--- Work instructions ---
As the answer, give a copy of each line below that includes the word "presenza".

--- Input data ---
Start of Block
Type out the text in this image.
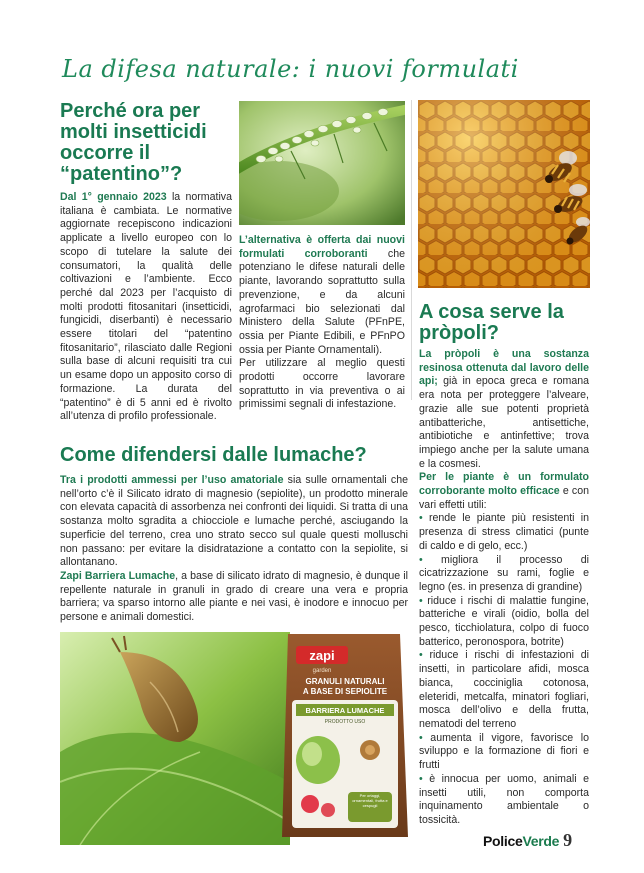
La difesa naturale: i nuovi formulati
Perché ora per molti insetticidi occorre il “patentino”?

Dal 1° gennaio 2023 la normativa italiana è cambiata. Le normative aggiornate recepiscono indicazioni applicate a livello europeo con lo scopo di tutelare la salute dei consumatori, la qualità delle coltivazioni e l’ambiente. Ecco perché dal 2023 per l’acquisto di molti prodotti fitosanitari (insetticidi, fungicidi, diserbanti) è necessario essere titolari del “patentino fitosanitario”, rilasciato dalle Regioni sulla base di alcuni requisiti tra cui un esame dopo un apposito corso di formazione. La durata del “patentino” è di 5 anni ed è rivolto all’utenza di profilo professionale.

L’alternativa è offerta dai nuovi formulati corroboranti che potenziano le difese naturali delle piante, lavorando soprattutto sulla prevenzione, e da alcuni agrofarmaci bio selezionati dal Ministero della Salute (PFnPE, ossia per Piante Edibili, e PFnPO ossia per Piante Ornamentali).

Per utilizzare al meglio questi prodotti occorre lavorare soprattutto in via preventiva o ai primissimi segnali di infestazione.

A cosa serve la pròpoli?

La pròpoli è una sostanza resinosa ottenuta dal lavoro delle api; già in epoca greca e romana era nota per proteggere l’alveare, grazie alle sue potenti proprietà antibatteriche, antisettiche, antibiotiche e antinfettive; trova impiego anche per la salute umana e la cosmesi.

Per le piante è un formulato corroborante molto efficace e con vari effetti utili:

• rende le piante più resistenti in presenza di stress climatici (punte di caldo e di gelo, ecc.)

• migliora il processo di cicatrizzazione su rami, foglie e legno (es. in presenza di grandine)

• riduce i rischi di malattie fungine, batteriche e virali (oidio, bolla del pesco, ticchiolatura, colpo di fuoco batterico, peronospora, botrite)

• riduce i rischi di infestazioni di insetti, in particolare afidi, mosca bianca, cocciniglia cotonosa, eleteridi, metcalfa, minatori fogliari, mosca dell’olivo e della frutta, nematodi del terreno

• aumenta il vigore, favorisce lo sviluppo e la formazione di fiori e frutti

• è innocua per uomo, animali e insetti utili, non comporta inquinamento ambientale o tossicità.

Come difendersi dalle lumache?

Tra i prodotti ammessi per l’uso amatoriale sia sulle ornamentali che nell’orto c’è il Silicato idrato di magnesio (sepiolite), un prodotto minerale con elevata capacità di assorbenza nei confronti dei liquidi. Si tratta di una sostanza molto sgradita a chiocciole e lumache perché, asciugando la superficie del terreno, crea uno strato secco sul quale questi molluschi non passano: per evitare la disidratazione a contatto con la sepiolite, si allontanano.

Zapi Barriera Lumache, a base di silicato idrato di magnesio, è dunque il repellente naturale in granuli in grado di creare una vera e propria barriera; va sparso intorno alle piante e nei vasi, è inodore e innocuo per persone e animali domestici.

zapi
garden
GRANULI NATURALI
A BASE DI SEPIOLITE
BARRIERA LUMACHE
PRODOTTO USO
Per ortaggi, ornamentali, frutta e cespugli
PoliceVerde 9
End of Block
--- Answer ---
• rende le piante più resistenti in presenza di stress climatici (punte di caldo e di gelo, ecc.)
• migliora il processo di cicatrizzazione su rami, foglie e legno (es. in presenza di grandine)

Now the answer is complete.